Prior to August 2004, Ramadan visited the United States on numerous occasions to give lectures, attend conferences, and meet with other scholars. Ramadan spoke in the United States twice in 2000, four times in 2001, eleven times in 2002 and nine times in 2003. (Id. ¶ 12.) Ramadan lectured at numerous academic institutions, including Princeton, Harvard, and Dartmouth, attended a meeting in January 2003 organized by former President William Clinton on the subject of "Islam and America in a Global Worlds" and even delivered a speech at the Department of State in October 2003. (Id. ¶ 12, Exs. N & W, Attachment 2.)

As a Swiss citizen, Ramadan did not need to apply for a temporary nonimmigrant visa to enter the United States to attend these lectures and conferences. In January 2004, however, Ramadan accepted a long-term tenured teaching position at University of Notre Dame,10 prompting the need for an H-1B visa. (Id. ¶ 13.) The University of Notre Dame submitted a visa petition on Ramadan's behalf, which was approved by the U.S. Citizenship and Immigration Services on May 5, 2004. (Id.; Dilworth Decl. ¶ 3.)

With the H-1B visa approved, Ramadan and his family made arrangements to move to South Bend, Indiana. (Ramadan Decl. ¶ 14.) On July 28, 2004, however, only one week before Ramadan was scheduled to move (and after all his furniture had already been shipped to Indiana), the U.S. Embassy in Bern, Switzerland informed Ramadan by telephone that his visa had been revoked. (Id. ¶¶ 14, 32.) Consular officials did not provide an explanation for the revocation, but told Ramadan that he was welcome to reapply. (Id.) One month later, on August 25, 2004, the Los Angeles Times reported on the revocation of Ramadan's visa:

Russ Knocke, a spokesman for the Immigration and Customs Enforcement Division of the Department of Homeland Security, said the work visa was revoked because of a section in federal law that applies to aliens who have used a `position of prominence within any country to endorse or espouse terrorist activity.' He said the revocation was based on `public safety or national security interests,' but would not elaborate.

◆ **Recorded data**
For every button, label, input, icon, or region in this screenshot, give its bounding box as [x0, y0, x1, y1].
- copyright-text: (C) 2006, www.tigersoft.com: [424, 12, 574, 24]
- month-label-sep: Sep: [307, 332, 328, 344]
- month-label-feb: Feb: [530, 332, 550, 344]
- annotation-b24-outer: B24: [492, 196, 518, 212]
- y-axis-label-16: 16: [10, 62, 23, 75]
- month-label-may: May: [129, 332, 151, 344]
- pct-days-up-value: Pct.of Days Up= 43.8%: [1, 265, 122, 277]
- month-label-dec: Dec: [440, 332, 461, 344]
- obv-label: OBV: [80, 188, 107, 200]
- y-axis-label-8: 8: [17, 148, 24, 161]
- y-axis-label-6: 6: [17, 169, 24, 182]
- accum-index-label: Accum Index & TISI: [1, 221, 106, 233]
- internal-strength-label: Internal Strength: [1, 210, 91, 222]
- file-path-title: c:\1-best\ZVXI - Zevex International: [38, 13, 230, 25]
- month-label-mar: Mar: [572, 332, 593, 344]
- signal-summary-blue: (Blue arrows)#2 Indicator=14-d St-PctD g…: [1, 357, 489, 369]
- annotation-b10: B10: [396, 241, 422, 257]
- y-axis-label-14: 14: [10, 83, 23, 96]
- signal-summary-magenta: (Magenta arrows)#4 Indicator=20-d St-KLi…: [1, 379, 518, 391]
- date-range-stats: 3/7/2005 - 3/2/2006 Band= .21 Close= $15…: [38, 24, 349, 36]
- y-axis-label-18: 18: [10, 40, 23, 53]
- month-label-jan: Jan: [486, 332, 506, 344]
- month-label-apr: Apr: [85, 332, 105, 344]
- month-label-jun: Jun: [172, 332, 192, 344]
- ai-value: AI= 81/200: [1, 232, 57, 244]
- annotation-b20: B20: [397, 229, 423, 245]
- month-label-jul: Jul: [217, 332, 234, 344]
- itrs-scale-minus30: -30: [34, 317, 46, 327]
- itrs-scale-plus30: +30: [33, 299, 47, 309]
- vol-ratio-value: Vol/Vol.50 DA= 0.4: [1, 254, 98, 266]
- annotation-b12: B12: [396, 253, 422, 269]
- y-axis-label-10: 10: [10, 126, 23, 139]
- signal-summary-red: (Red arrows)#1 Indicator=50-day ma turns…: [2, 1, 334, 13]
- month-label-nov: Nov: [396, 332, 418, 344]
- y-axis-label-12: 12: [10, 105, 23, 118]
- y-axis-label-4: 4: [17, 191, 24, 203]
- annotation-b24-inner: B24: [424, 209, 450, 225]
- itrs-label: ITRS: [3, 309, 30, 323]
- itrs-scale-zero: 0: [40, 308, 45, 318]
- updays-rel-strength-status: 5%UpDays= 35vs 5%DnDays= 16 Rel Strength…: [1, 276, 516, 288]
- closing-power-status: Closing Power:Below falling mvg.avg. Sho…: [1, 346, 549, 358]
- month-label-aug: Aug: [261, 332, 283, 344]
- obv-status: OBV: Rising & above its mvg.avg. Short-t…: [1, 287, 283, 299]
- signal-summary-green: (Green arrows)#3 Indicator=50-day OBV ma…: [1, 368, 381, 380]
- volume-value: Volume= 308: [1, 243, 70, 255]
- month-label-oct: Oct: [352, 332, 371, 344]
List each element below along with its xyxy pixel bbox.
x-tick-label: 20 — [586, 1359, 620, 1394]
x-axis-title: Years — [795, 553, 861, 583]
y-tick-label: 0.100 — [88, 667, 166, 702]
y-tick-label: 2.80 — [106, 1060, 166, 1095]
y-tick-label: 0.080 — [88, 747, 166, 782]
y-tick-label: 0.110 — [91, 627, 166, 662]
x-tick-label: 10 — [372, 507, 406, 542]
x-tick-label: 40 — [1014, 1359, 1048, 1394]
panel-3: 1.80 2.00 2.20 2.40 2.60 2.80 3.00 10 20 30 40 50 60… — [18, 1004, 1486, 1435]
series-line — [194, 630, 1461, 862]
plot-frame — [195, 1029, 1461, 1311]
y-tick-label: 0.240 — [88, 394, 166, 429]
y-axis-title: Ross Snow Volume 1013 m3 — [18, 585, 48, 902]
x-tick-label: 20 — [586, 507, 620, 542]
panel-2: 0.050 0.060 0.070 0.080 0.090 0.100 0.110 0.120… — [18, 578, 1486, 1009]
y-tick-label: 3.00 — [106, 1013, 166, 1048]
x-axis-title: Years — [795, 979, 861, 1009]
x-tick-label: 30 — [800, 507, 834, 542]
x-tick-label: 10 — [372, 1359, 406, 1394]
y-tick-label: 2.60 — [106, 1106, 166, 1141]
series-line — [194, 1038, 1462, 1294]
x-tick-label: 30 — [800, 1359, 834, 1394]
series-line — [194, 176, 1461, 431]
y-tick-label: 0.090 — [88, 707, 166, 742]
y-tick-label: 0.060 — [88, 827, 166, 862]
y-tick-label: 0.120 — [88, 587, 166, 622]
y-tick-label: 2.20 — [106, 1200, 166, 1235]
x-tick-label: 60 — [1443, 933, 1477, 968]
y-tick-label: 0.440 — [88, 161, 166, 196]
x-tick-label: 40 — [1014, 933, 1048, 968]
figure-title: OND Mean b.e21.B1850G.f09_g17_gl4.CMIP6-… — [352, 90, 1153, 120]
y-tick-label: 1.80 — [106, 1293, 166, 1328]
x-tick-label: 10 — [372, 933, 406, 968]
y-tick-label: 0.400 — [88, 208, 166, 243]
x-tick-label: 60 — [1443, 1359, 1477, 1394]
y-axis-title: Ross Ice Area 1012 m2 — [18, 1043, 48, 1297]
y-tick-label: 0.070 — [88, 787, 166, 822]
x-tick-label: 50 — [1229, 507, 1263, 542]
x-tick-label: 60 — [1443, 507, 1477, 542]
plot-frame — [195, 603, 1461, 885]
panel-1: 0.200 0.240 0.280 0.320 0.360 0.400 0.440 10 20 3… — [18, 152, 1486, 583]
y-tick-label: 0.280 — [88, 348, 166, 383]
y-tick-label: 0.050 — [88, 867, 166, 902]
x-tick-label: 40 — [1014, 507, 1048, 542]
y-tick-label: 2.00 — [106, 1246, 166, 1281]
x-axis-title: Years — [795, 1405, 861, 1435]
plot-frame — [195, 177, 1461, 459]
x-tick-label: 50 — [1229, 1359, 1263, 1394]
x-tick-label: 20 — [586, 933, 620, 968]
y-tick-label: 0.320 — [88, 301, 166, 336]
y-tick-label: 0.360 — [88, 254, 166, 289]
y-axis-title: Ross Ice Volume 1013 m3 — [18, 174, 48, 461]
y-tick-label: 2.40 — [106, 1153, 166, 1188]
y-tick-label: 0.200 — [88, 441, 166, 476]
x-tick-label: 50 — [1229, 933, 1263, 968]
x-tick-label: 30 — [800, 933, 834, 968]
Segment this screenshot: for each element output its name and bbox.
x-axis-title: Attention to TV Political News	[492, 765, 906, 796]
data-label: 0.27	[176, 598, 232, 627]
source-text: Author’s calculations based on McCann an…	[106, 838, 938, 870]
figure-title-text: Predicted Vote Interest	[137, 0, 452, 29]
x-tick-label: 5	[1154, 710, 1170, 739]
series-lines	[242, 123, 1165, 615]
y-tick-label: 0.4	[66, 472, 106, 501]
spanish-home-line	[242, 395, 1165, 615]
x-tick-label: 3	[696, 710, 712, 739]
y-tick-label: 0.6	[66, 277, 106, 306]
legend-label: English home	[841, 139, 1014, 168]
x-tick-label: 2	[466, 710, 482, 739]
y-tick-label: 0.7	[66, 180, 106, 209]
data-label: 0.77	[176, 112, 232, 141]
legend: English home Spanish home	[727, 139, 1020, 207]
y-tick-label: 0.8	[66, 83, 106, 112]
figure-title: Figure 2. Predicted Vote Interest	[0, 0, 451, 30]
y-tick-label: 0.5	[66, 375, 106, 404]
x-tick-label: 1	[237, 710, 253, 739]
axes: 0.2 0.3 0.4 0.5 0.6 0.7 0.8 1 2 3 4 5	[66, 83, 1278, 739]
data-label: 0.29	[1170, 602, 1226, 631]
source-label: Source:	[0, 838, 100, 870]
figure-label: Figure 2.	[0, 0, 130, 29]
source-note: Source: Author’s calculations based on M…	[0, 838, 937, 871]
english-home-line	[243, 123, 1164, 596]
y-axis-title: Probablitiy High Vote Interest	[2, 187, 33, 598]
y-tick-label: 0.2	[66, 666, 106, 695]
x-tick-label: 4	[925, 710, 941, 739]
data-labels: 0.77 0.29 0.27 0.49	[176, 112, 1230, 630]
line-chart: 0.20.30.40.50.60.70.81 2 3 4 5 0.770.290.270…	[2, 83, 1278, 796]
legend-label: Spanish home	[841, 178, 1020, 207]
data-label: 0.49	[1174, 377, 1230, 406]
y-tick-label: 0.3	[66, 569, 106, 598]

◆ **Problem details**
Please summarize the text about Ramadan's revoked visa in two sentences. The listing comes from a separate source.

◆ **Full output**
Ramadan, a Swiss citizen, visited the United States many times before August 2004 to lecture and attend conferences, and in January 2004 he accepted a tenured teaching position at the University of Notre Dame, whose H-1B visa petition for him was approved on May 5, 2004. On July 28, 2004, a week before his scheduled move, the U.S. Embassy in Bern told him by telephone that the visa had been revoked, and a spokesman for Immigration and Customs Enforcement later said the revocation rested on a section of federal law covering aliens who use a position of prominence to endorse or espouse terrorist activity.